Exercise tasks:
A – Answer these questions about the article header:
(i) What DOI does it list?
(ii) Which medical center in Dallas appears among the affiliations?
(iii) Which medical school is named together with the Livestrong Cancer Institutes?
B – Extract word for word the part of the article header that opens with the words containing "¹Department of Molecular" and closes with "to this work.".

Text segment:
Systematic bromodomain protein screens identify homologous recombination and R-loop suppression pathways involved in genome integrity

Jae Jin Kim; Seo Yun Lee; Fade Gong; Anna M. Battenhouse; Daniel R. Boutz; Aarti Bashyal; Samantha T. Refvik; Cheng-Ming Chiang; Blerta Xhemalce; Tanya T. Paull; Jennifer S. Brodbelt; Edward M. Marcotte; Kyle M. Miller

doi:10.1101/gad.331231.119

Systematic bromodomain protein screens identify homologous recombination and R-loop suppression pathways involved in genome integrity

¹Department of Molecular Biosciences, The University of Texas at Austin, Austin, Texas 78712, USA;
²Institute for Cellular and Molecular Biology, The University of Texas at Austin, Austin, Texas 78712, USA;
³Center for Systems and Synthetic Biology, The University of Texas at Austin, Austin, Texas 78712, USA;
⁴Department of Chemistry, The University of Texas at Austin, Austin, Texas 78712, USA;
⁵The Howard Hughes Medical Institute;
⁶Simmons Comprehensive Cancer Center, Department of Biochemistry, Department of Pharmacology, University of Texas Southwestern Medical Center, Dallas, Texas 75390, USA;
⁷Livestrong Cancer Institutes, Dell Medical School, The University of Texas at Austin, Austin, Texas 78712, USA

Corresponding author: kyle.miller{at}austin.utexas.edu

↵9 These authors contributed equally to this work.

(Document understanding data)
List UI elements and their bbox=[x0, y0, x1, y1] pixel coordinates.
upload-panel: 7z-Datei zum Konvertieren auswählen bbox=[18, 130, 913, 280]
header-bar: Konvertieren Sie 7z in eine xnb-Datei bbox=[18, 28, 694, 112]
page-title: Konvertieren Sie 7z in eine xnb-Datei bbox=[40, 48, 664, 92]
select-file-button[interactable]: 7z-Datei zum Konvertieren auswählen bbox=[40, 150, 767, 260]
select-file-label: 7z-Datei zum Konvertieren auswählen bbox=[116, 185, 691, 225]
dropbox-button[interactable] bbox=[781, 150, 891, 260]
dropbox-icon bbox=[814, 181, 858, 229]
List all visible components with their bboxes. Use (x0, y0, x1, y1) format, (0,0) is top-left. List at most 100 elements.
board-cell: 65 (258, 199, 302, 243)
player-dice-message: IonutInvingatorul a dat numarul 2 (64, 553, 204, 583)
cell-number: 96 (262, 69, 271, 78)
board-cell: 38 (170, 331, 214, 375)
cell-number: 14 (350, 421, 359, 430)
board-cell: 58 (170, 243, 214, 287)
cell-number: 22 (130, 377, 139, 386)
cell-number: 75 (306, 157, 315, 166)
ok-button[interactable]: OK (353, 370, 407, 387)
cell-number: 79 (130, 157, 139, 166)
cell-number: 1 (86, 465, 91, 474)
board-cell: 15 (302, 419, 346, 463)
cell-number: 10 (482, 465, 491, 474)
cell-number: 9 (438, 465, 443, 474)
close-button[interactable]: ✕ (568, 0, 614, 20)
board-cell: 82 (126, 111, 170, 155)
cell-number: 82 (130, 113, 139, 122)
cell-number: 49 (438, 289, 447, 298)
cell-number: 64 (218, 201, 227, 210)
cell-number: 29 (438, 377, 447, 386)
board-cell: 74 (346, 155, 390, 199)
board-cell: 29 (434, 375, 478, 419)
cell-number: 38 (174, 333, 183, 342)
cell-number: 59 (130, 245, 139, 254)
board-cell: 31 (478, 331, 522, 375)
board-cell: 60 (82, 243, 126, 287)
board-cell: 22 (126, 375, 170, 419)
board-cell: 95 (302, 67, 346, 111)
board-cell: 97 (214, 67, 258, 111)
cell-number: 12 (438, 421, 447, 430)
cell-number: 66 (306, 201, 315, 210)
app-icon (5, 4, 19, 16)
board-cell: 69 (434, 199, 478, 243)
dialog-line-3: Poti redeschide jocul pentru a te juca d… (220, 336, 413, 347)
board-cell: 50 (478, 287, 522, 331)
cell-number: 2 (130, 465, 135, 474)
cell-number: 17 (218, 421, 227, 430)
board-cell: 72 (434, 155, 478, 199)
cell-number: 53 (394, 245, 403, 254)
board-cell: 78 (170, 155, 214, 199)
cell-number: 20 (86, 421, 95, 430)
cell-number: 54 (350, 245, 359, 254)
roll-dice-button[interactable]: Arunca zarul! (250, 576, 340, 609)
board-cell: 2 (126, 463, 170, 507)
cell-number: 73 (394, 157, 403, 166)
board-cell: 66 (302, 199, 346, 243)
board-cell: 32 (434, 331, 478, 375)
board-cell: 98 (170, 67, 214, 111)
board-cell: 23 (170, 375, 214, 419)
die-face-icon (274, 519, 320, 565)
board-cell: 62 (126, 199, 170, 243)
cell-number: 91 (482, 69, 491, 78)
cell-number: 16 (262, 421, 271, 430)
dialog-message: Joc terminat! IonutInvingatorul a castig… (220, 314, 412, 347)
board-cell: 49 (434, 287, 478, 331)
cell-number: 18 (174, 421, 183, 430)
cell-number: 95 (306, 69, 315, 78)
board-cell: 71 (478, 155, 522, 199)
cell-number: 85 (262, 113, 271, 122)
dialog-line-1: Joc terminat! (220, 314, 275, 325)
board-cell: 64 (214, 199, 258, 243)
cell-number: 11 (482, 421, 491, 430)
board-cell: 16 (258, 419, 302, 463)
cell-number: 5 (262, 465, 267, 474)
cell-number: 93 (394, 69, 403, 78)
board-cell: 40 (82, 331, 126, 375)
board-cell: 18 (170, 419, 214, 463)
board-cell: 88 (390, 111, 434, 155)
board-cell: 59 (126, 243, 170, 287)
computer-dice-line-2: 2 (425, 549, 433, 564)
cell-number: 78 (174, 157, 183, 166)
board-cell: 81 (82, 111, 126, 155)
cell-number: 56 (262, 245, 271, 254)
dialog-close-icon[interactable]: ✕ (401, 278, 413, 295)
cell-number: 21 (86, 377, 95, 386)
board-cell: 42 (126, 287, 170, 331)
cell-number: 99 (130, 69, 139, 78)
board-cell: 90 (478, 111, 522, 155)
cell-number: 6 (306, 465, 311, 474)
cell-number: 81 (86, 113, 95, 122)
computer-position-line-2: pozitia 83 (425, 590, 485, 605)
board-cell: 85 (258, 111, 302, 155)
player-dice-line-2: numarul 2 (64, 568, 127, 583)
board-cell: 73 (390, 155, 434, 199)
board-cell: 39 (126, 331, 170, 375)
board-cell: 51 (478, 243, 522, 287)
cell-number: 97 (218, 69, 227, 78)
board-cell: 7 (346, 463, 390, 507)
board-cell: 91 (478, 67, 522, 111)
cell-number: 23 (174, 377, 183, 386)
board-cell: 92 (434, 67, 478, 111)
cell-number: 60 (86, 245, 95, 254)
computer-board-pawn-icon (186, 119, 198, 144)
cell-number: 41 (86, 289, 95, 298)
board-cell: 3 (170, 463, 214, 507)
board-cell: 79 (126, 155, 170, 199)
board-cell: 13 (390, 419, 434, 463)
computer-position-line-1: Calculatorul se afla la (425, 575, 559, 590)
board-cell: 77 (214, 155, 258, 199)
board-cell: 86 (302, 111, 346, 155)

Expected responses:
A –
(i) doi:10.1101/gad.331231.119
(ii) University of Texas Southwestern Medical Center
(iii) Dell Medical School

B –
¹Department of Molecular Biosciences, The University of Texas at Austin, Austin, Texas 78712, USA;
²Institute for Cellular and Molecular Biology, The University of Texas at Austin, Austin, Texas 78712, USA;
³Center for Systems and Synthetic Biology, The University of Texas at Austin, Austin, Texas 78712, USA;
⁴Department of Chemistry, The University of Texas at Austin, Austin, Texas 78712, USA;
⁵The Howard Hughes Medical Institute;
⁶Simmons Comprehensive Cancer Center, Department of Biochemistry, Department of Pharmacology, University of Texas Southwestern Medical Center, Dallas, Texas 75390, USA;
⁷Livestrong Cancer Institutes, Dell Medical School, The University of Texas at Austin, Austin, Texas 78712, USA

Corresponding author: kyle.miller{at}austin.utexas.edu

↵9 These authors contributed equally to this work.